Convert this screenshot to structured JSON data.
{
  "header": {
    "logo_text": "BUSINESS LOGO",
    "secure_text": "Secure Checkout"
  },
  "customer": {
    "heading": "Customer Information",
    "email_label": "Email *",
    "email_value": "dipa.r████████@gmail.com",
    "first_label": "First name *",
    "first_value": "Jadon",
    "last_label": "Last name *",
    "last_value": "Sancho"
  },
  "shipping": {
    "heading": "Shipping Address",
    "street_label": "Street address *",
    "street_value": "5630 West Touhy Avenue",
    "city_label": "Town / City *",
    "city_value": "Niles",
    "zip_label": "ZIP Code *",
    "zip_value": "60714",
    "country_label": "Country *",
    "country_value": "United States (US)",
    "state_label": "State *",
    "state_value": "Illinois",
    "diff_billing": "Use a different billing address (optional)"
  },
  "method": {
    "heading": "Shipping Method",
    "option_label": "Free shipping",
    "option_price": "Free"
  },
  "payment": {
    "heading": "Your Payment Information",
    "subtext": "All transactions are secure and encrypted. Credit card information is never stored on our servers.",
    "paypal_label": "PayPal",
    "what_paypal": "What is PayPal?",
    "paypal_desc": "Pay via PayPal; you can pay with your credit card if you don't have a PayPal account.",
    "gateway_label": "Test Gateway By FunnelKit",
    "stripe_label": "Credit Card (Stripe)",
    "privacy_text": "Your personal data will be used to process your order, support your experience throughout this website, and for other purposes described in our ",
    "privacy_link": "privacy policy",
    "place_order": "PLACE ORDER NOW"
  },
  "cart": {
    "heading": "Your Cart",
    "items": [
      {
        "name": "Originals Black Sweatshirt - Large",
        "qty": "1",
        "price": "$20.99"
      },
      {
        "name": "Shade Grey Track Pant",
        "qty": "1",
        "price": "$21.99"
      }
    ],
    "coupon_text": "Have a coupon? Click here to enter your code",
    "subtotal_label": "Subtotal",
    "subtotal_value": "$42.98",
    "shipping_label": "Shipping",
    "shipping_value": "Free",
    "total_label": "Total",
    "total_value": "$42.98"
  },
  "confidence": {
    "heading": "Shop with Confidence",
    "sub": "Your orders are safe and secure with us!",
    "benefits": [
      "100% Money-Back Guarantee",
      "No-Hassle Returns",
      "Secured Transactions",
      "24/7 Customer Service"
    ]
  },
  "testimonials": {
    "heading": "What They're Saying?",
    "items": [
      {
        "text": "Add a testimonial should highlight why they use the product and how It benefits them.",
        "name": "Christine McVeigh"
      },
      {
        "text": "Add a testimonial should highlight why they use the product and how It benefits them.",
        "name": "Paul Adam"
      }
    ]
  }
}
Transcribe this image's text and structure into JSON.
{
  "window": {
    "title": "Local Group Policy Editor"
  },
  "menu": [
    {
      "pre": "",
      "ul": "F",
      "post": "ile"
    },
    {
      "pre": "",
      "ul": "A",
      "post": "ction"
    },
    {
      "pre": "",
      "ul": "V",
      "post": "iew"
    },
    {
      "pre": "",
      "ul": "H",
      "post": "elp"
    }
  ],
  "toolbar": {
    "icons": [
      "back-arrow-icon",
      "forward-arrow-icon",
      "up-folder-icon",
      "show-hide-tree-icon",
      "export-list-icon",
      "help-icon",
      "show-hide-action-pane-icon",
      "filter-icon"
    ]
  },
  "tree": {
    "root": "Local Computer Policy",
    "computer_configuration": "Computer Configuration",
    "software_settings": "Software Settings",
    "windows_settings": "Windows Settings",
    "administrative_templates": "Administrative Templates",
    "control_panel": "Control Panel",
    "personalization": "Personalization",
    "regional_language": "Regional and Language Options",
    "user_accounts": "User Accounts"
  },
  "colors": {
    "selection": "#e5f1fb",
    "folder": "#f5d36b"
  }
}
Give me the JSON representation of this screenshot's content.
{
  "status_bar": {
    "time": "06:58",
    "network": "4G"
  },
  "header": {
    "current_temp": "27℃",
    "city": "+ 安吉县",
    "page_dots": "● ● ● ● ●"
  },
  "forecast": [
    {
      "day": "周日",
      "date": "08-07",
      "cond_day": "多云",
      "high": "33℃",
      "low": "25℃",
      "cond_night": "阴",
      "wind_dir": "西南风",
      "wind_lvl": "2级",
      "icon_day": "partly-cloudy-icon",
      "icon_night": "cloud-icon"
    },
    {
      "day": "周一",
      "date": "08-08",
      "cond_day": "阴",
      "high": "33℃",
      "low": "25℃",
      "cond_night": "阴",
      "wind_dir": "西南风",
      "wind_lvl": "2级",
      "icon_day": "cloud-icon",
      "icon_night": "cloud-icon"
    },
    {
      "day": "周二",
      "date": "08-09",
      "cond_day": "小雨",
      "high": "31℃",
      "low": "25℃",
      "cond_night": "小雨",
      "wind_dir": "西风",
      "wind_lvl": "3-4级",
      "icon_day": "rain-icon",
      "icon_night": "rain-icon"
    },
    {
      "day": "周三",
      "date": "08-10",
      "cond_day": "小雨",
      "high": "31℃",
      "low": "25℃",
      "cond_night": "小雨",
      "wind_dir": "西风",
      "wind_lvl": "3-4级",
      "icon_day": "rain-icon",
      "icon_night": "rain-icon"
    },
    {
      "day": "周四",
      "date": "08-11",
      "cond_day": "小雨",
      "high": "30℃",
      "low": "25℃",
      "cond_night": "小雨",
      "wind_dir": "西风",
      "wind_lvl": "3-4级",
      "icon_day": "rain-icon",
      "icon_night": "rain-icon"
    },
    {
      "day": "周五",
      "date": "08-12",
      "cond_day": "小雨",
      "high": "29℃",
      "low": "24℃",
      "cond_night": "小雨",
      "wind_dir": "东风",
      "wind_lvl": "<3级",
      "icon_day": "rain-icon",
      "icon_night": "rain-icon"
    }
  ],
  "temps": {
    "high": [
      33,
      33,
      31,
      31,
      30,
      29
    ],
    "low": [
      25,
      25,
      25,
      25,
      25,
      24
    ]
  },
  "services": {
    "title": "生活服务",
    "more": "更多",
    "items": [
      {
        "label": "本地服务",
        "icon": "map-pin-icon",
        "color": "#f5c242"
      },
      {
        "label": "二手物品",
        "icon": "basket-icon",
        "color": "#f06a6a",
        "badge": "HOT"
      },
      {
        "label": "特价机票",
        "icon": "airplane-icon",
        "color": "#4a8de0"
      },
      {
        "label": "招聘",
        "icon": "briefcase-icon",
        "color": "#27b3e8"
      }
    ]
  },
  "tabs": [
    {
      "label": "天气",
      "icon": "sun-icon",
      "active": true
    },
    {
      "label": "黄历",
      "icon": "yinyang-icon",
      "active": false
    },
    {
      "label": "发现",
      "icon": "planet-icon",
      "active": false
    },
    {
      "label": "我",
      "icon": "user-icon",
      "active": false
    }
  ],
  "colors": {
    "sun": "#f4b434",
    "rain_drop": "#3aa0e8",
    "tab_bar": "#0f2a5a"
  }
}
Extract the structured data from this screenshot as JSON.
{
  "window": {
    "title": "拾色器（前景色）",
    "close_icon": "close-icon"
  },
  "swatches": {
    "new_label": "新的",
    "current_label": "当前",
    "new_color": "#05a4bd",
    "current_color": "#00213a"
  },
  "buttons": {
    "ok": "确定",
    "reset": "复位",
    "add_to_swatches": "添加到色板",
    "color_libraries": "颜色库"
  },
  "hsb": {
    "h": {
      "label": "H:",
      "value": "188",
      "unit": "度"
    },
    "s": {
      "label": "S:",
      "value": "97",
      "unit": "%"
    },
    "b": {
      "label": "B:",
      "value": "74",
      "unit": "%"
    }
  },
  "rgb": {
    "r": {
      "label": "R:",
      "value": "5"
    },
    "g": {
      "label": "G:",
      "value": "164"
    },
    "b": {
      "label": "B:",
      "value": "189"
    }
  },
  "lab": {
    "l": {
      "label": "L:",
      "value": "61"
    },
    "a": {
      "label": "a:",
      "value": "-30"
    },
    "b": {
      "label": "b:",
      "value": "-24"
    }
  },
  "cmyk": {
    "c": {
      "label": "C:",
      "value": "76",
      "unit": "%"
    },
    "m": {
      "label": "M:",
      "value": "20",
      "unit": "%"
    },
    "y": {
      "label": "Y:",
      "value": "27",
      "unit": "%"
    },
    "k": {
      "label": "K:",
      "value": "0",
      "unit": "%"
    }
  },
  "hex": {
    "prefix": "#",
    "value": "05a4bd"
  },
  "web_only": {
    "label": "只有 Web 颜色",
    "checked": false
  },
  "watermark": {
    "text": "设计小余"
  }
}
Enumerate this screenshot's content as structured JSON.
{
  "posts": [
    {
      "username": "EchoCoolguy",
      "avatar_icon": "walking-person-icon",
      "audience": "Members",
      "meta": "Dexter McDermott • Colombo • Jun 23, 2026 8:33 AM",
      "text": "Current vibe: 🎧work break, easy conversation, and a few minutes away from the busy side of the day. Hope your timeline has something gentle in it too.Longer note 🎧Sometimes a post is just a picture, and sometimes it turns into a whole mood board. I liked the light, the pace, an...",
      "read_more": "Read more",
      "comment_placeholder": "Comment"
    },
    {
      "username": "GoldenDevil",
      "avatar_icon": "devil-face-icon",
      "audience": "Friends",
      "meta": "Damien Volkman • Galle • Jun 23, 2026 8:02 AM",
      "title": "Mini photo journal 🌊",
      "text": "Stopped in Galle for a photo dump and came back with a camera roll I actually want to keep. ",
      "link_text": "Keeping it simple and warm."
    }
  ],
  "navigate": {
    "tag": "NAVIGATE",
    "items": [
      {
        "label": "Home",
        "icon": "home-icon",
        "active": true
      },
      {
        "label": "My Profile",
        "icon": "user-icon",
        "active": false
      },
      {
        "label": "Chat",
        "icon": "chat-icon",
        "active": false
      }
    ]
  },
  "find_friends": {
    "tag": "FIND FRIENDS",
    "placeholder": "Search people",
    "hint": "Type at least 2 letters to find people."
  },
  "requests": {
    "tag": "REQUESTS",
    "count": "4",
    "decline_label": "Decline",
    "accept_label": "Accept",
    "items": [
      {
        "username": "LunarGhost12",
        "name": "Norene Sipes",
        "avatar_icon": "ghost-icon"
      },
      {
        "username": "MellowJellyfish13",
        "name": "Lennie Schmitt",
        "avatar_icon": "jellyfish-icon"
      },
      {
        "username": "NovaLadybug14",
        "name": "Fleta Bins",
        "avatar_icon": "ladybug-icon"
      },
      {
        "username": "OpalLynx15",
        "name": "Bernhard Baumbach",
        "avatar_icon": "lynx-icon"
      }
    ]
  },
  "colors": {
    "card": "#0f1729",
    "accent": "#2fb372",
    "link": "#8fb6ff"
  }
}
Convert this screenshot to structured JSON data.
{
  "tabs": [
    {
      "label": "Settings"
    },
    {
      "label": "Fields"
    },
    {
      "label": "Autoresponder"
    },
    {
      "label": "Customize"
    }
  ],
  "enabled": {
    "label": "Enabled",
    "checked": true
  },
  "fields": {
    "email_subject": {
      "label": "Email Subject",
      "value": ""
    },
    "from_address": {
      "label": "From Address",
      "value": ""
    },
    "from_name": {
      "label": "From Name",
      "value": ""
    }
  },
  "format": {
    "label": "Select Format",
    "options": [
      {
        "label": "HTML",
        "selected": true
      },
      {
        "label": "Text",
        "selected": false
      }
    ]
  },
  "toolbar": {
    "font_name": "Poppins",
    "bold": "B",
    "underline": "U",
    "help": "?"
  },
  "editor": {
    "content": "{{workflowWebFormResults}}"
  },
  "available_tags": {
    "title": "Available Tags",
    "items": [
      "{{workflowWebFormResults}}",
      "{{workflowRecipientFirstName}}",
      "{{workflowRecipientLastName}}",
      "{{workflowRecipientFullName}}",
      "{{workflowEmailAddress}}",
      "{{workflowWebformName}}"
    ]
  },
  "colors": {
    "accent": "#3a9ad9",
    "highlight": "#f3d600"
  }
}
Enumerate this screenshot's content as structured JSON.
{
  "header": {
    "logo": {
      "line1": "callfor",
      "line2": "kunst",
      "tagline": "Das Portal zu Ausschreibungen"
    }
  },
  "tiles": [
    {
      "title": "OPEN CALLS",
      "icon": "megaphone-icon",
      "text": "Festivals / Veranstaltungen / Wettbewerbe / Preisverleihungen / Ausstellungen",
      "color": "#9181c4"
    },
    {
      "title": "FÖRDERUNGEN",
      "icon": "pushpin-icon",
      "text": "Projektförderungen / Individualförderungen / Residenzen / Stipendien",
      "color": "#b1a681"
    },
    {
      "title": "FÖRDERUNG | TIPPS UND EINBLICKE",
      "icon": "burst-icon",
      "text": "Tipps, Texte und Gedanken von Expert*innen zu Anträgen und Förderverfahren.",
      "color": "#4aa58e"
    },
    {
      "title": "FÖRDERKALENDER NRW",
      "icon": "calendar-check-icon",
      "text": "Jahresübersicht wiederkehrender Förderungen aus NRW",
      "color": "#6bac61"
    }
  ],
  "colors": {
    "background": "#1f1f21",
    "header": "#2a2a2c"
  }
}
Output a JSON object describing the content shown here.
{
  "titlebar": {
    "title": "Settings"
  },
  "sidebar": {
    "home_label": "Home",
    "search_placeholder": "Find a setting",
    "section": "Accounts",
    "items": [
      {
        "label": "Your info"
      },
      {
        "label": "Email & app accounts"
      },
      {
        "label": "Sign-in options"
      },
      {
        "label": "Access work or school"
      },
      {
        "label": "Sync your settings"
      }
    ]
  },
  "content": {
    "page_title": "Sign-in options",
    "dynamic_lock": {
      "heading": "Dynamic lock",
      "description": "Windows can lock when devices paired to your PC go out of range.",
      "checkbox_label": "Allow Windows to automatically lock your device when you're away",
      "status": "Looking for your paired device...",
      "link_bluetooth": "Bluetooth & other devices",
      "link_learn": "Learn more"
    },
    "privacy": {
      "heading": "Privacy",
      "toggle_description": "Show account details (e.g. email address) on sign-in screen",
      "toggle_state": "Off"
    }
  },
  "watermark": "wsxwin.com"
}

= = = =

### Your task
Show every line that contains the word "PayPal".

### Final result
    "paypal_label": "PayPal",
    "what_paypal": "What is PayPal?",
    "paypal_desc": "Pay via PayPal; you can pay with your credit card if you don't have a PayPal account.",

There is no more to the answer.